## Task to complete:
Copy each line containing the word "finished" from the records that follow, please.
## start Dataset
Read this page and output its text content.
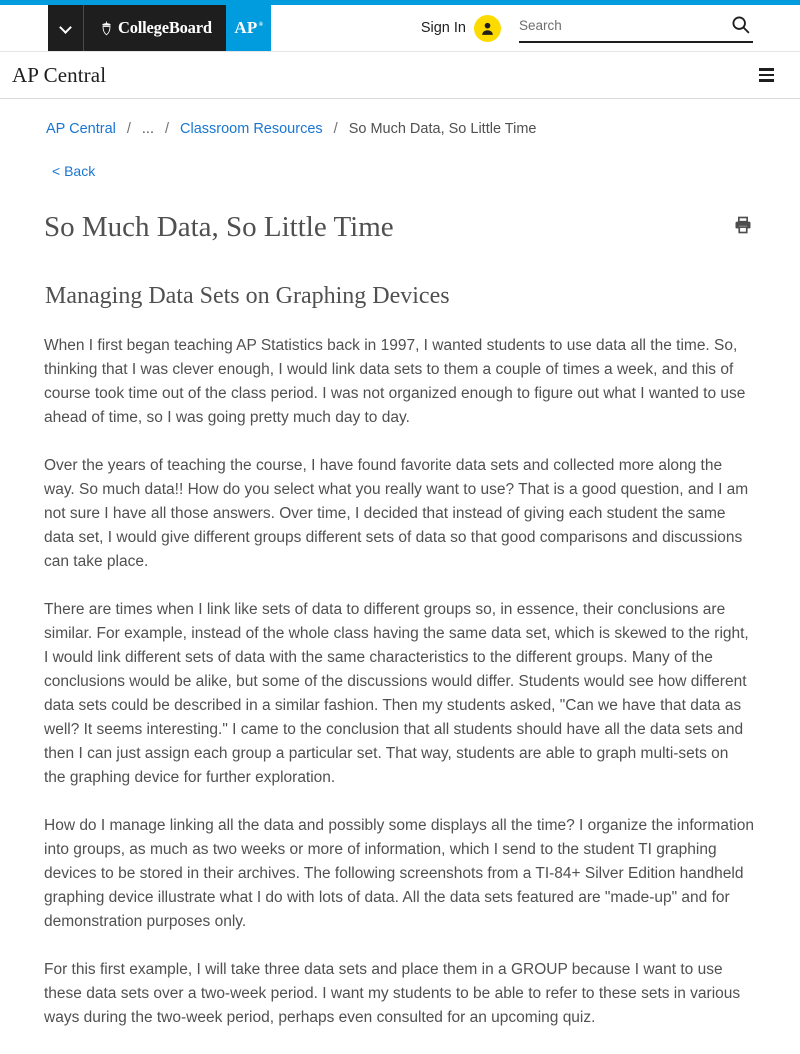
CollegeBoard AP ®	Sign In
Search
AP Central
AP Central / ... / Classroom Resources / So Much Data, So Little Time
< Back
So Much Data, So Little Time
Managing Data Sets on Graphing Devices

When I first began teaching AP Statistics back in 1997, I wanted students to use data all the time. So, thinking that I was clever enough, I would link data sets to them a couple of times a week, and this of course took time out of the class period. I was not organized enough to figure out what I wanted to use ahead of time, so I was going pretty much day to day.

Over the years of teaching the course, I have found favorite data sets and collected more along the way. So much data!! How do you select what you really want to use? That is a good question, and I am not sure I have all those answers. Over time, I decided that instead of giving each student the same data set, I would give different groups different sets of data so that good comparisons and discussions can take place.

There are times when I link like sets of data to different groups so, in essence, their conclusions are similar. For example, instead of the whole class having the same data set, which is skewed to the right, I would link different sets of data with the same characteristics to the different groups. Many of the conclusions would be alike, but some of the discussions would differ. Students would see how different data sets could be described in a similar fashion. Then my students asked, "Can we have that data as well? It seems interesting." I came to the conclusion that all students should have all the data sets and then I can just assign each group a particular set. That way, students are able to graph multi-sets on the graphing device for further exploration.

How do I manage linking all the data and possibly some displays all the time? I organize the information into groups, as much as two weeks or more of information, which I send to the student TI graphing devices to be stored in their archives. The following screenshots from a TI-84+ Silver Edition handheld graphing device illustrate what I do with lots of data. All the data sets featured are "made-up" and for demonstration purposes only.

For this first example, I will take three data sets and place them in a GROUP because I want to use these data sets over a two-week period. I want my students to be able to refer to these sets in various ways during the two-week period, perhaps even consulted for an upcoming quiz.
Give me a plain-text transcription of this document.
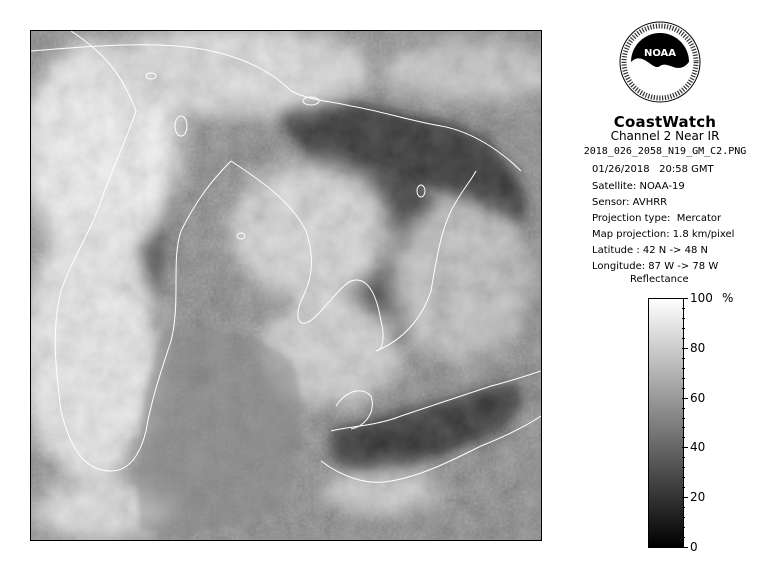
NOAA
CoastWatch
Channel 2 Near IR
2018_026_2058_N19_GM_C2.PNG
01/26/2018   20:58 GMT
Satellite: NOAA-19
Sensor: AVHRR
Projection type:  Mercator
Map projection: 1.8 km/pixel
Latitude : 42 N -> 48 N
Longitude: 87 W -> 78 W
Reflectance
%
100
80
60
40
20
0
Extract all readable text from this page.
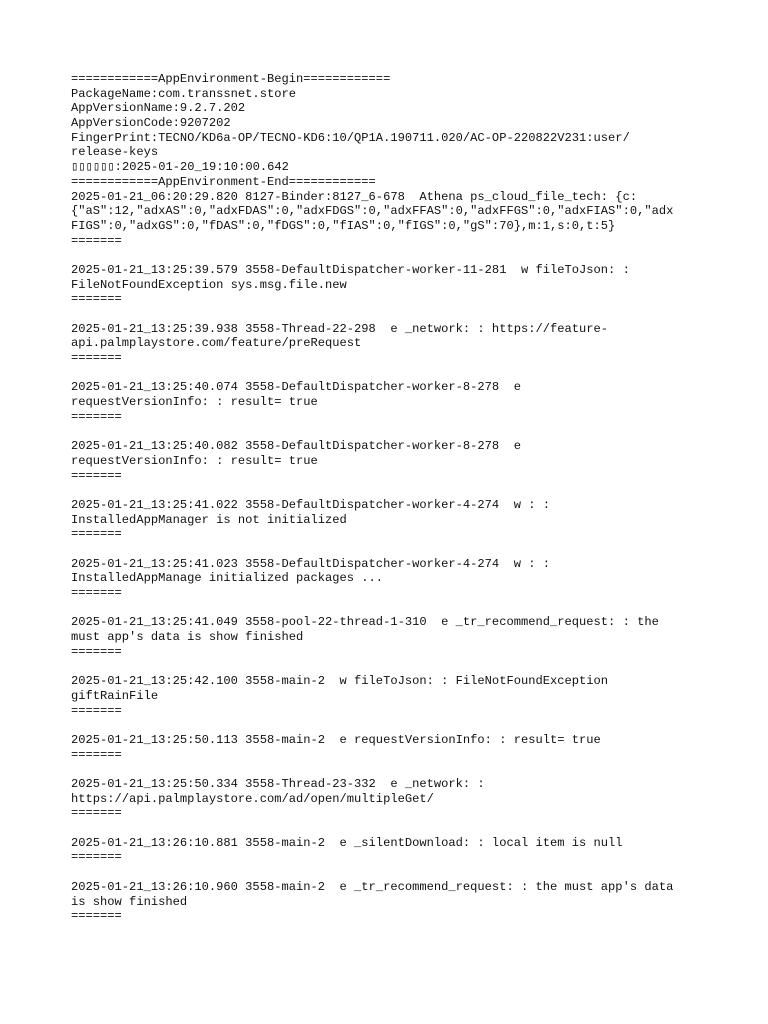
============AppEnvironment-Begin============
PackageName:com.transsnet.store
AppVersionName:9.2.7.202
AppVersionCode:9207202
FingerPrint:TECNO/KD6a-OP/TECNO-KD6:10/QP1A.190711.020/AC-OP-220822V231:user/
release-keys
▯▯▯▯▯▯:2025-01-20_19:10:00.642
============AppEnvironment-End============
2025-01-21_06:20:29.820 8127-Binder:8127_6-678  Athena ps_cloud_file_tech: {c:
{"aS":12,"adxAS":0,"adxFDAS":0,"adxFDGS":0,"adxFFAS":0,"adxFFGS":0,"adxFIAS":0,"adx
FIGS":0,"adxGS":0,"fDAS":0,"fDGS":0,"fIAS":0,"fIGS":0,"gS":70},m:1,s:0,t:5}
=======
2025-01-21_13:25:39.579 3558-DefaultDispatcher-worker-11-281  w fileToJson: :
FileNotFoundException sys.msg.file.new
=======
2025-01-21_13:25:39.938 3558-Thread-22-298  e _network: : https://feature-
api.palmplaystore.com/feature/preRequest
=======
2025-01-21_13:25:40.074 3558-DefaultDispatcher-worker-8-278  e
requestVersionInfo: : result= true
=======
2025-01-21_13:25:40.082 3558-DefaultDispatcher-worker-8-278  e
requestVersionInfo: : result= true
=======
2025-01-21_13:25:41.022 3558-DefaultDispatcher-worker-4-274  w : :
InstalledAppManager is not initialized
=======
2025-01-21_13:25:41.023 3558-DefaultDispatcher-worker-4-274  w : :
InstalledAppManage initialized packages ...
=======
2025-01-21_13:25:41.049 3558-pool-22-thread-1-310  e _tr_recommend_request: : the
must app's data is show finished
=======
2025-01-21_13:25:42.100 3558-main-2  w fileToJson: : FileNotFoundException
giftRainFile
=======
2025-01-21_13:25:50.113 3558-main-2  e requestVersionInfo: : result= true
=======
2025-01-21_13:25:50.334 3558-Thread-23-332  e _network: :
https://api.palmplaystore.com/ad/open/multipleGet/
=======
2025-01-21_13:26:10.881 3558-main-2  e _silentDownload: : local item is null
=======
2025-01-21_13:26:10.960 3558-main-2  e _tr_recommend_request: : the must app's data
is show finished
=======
## end Dataset
## start Dataset
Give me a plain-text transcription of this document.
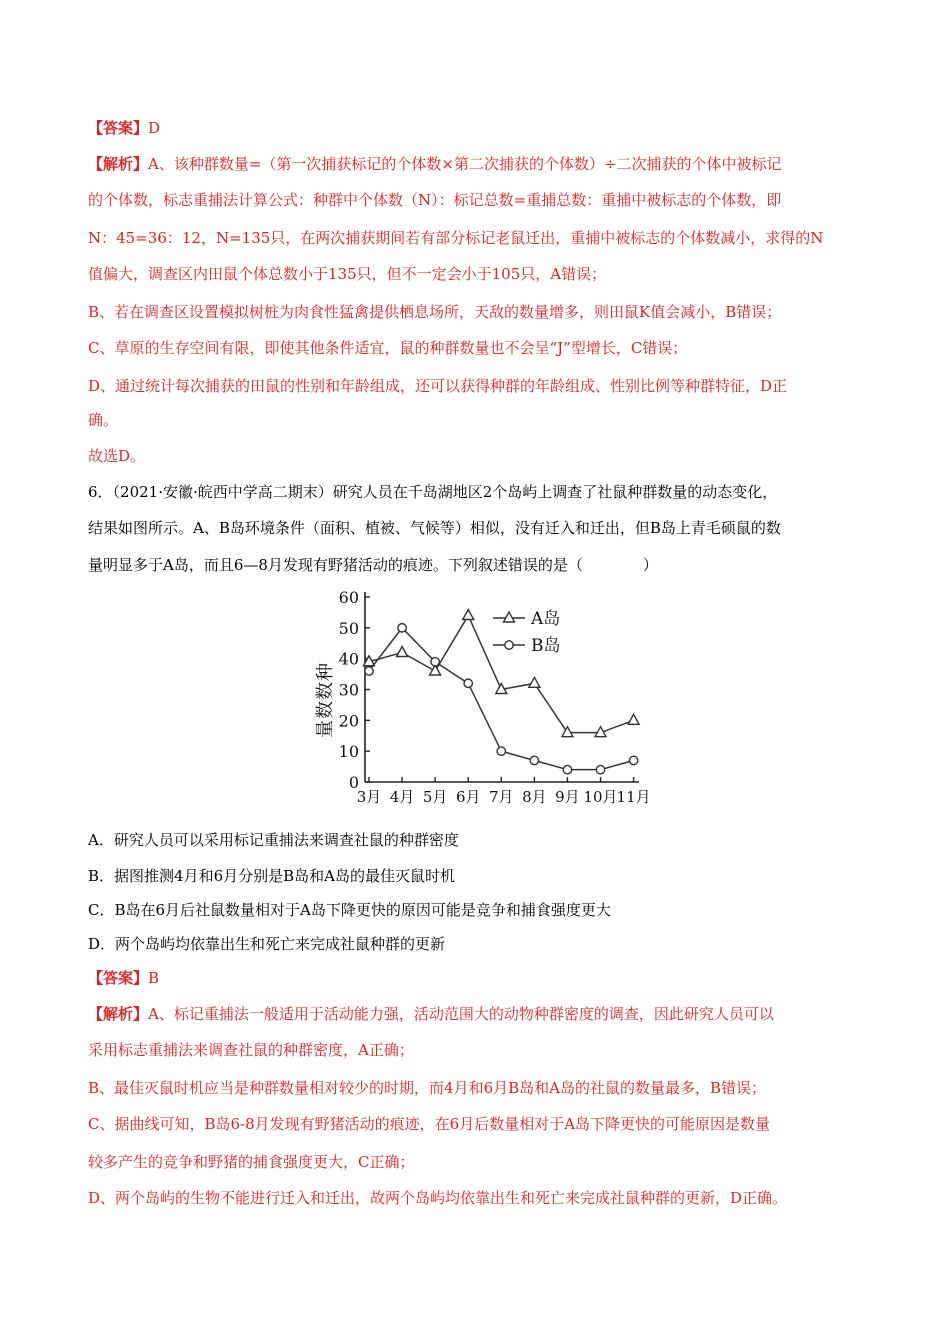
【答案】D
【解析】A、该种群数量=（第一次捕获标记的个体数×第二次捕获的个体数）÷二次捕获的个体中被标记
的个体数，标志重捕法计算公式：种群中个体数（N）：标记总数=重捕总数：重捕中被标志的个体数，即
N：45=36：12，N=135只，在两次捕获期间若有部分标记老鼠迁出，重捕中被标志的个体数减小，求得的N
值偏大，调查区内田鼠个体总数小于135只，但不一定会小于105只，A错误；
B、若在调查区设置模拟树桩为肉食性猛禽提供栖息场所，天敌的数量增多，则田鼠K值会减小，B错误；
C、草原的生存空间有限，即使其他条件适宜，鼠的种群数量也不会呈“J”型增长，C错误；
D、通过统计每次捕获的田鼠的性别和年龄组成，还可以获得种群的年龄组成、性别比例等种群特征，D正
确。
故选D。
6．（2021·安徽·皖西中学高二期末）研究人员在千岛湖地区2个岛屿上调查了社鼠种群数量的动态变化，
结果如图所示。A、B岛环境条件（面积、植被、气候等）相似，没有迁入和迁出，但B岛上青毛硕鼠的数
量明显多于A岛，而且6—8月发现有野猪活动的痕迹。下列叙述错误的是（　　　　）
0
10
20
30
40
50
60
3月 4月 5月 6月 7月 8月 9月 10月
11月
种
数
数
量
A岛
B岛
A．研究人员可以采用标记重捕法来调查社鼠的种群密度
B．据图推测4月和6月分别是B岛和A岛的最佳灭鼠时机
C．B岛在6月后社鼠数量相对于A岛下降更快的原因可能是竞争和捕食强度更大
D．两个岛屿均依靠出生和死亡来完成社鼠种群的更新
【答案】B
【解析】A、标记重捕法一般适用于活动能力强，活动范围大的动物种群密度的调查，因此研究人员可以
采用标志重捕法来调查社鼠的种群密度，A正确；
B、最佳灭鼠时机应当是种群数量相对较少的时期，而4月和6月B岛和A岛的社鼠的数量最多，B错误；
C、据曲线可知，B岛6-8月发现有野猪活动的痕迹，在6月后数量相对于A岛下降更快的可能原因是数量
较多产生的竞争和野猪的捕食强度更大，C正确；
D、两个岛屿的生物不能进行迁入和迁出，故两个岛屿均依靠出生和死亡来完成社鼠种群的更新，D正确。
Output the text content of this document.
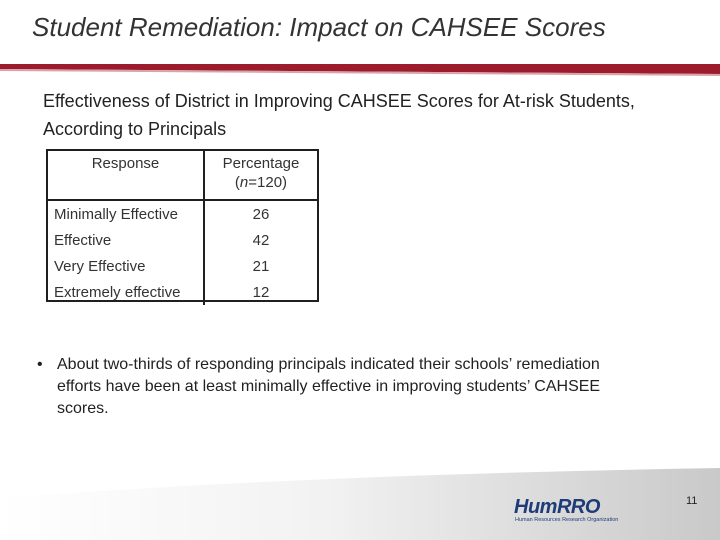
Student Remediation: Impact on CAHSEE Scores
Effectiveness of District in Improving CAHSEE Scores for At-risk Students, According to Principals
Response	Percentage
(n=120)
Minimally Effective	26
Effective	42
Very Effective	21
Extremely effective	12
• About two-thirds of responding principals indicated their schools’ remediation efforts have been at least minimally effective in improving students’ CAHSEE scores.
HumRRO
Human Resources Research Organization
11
## end Dataset
## start Dataset
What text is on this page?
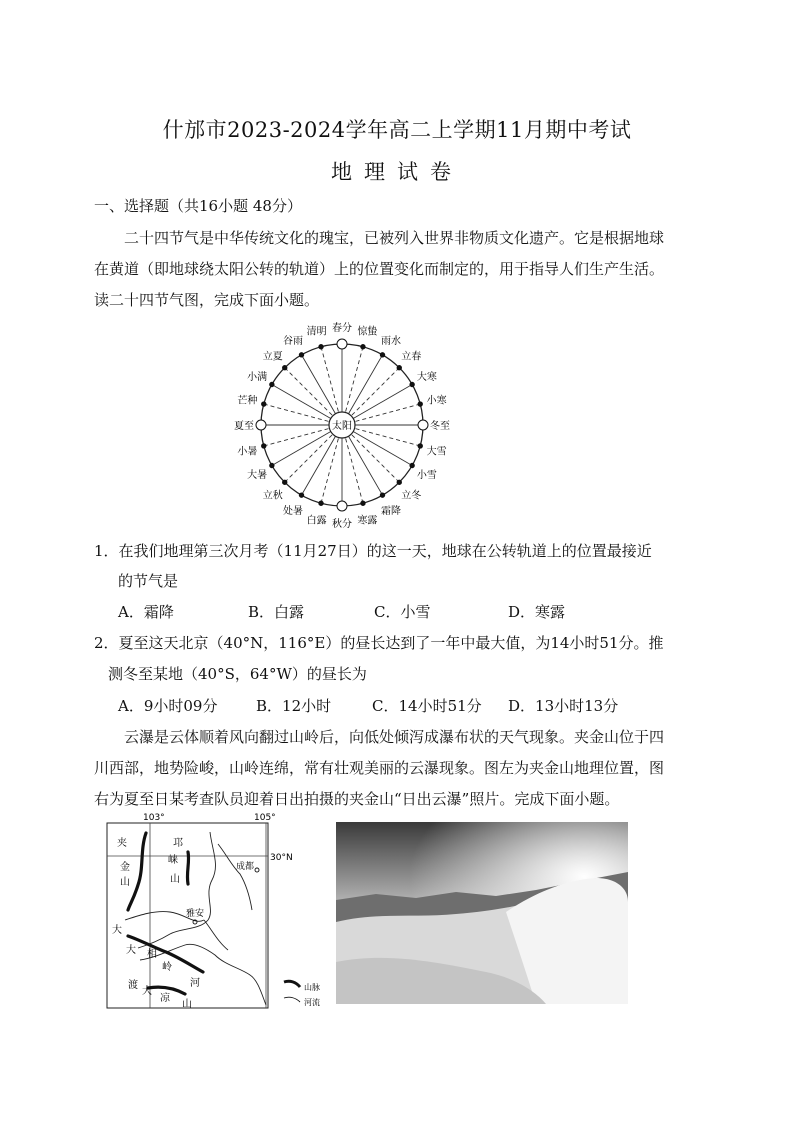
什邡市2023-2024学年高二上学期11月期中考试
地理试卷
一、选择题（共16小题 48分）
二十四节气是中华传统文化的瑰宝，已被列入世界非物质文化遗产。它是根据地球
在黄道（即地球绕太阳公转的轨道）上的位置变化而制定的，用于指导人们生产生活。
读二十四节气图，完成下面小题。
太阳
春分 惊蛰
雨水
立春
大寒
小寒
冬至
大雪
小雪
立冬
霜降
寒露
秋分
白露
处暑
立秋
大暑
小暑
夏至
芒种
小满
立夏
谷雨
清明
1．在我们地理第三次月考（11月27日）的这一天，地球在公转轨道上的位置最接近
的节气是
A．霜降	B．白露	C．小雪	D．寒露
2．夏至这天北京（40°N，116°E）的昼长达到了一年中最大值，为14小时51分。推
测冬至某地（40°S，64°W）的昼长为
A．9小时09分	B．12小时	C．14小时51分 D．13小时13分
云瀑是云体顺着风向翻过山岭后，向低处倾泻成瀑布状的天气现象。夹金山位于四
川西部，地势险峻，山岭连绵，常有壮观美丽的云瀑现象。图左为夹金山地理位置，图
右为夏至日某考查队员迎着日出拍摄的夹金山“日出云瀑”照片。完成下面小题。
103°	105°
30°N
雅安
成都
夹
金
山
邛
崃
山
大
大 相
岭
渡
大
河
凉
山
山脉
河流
## end Dataset
## Response:
must app's data is show finished
is show finished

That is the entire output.